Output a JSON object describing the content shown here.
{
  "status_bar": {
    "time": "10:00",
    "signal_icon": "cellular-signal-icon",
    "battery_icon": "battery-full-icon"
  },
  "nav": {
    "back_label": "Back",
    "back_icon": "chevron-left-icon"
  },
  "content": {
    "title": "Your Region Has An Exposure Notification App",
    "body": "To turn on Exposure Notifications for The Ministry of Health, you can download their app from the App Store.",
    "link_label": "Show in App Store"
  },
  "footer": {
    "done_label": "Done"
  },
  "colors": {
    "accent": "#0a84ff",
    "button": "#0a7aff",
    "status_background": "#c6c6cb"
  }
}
____
WHAT THE TASK ASKS:
In the records above, find each line with the word "Exposure" and copy it.

REPLY:
    "title": "Your Region Has An Exposure Notification App",
    "body": "To turn on Exposure Notifications for The Ministry of Health, you can download their app from the App Store.",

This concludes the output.